━━ DATA SHOWN ━━
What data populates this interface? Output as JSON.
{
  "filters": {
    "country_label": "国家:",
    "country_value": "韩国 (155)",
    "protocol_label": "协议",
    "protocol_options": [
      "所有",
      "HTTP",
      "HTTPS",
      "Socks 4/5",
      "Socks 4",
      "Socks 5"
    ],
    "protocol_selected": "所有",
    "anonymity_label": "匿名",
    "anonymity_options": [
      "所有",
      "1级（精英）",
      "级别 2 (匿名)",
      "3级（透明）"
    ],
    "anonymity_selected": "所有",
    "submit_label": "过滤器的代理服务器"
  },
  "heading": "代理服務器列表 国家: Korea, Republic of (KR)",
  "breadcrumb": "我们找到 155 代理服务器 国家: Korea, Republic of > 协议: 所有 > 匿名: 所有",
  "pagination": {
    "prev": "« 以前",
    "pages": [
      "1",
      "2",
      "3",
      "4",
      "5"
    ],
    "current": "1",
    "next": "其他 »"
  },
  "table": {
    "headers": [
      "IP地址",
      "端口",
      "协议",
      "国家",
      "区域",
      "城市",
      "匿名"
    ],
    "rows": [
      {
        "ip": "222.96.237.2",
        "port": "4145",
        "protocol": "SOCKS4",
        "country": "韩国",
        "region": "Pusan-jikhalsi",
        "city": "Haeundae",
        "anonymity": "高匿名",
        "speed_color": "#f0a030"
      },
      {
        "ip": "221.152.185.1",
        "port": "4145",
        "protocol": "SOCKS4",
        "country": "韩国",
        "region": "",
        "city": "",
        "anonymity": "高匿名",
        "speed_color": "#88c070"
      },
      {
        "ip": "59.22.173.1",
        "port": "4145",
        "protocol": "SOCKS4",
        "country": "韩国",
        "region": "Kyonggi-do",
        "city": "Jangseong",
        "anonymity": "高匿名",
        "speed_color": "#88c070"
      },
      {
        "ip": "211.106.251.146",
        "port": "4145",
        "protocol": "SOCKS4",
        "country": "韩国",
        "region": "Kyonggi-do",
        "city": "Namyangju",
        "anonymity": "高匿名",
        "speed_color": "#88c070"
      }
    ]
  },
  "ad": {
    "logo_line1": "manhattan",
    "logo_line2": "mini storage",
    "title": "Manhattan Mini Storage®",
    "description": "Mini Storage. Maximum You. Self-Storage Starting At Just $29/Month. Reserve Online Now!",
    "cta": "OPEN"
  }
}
━━━
> [OBJECTIVE] Each line must be given again exactly as written above.

> [WRITTEN ANSWER]
What data populates this interface? Output as JSON.
{
  "filters": {
    "country_label": "国家:",
    "country_value": "韩国 (155)",
    "protocol_label": "协议",
    "protocol_options": [
      "所有",
      "HTTP",
      "HTTPS",
      "Socks 4/5",
      "Socks 4",
      "Socks 5"
    ],
    "protocol_selected": "所有",
    "anonymity_label": "匿名",
    "anonymity_options": [
      "所有",
      "1级（精英）",
      "级别 2 (匿名)",
      "3级（透明）"
    ],
    "anonymity_selected": "所有",
    "submit_label": "过滤器的代理服务器"
  },
  "heading": "代理服務器列表 国家: Korea, Republic of (KR)",
  "breadcrumb": "我们找到 155 代理服务器 国家: Korea, Republic of > 协议: 所有 > 匿名: 所有",
  "pagination": {
    "prev": "« 以前",
    "pages": [
      "1",
      "2",
      "3",
      "4",
      "5"
    ],
    "current": "1",
    "next": "其他 »"
  },
  "table": {
    "headers": [
      "IP地址",
      "端口",
      "协议",
      "国家",
      "区域",
      "城市",
      "匿名"
    ],
    "rows": [
      {
        "ip": "222.96.237.2",
        "port": "4145",
        "protocol": "SOCKS4",
        "country": "韩国",
        "region": "Pusan-jikhalsi",
        "city": "Haeundae",
        "anonymity": "高匿名",
        "speed_color": "#f0a030"
      },
      {
        "ip": "221.152.185.1",
        "port": "4145",
        "protocol": "SOCKS4",
        "country": "韩国",
        "region": "",
        "city": "",
        "anonymity": "高匿名",
        "speed_color": "#88c070"
      },
      {
        "ip": "59.22.173.1",
        "port": "4145",
        "protocol": "SOCKS4",
        "country": "韩国",
        "region": "Kyonggi-do",
        "city": "Jangseong",
        "anonymity": "高匿名",
        "speed_color": "#88c070"
      },
      {
        "ip": "211.106.251.146",
        "port": "4145",
        "protocol": "SOCKS4",
        "country": "韩国",
        "region": "Kyonggi-do",
        "city": "Namyangju",
        "anonymity": "高匿名",
        "speed_color": "#88c070"
      }
    ]
  },
  "ad": {
    "logo_line1": "manhattan",
    "logo_line2": "mini storage",
    "title": "Manhattan Mini Storage®",
    "description": "Mini Storage. Maximum You. Self-Storage Starting At Just $29/Month. Reserve Online Now!",
    "cta": "OPEN"
  }
}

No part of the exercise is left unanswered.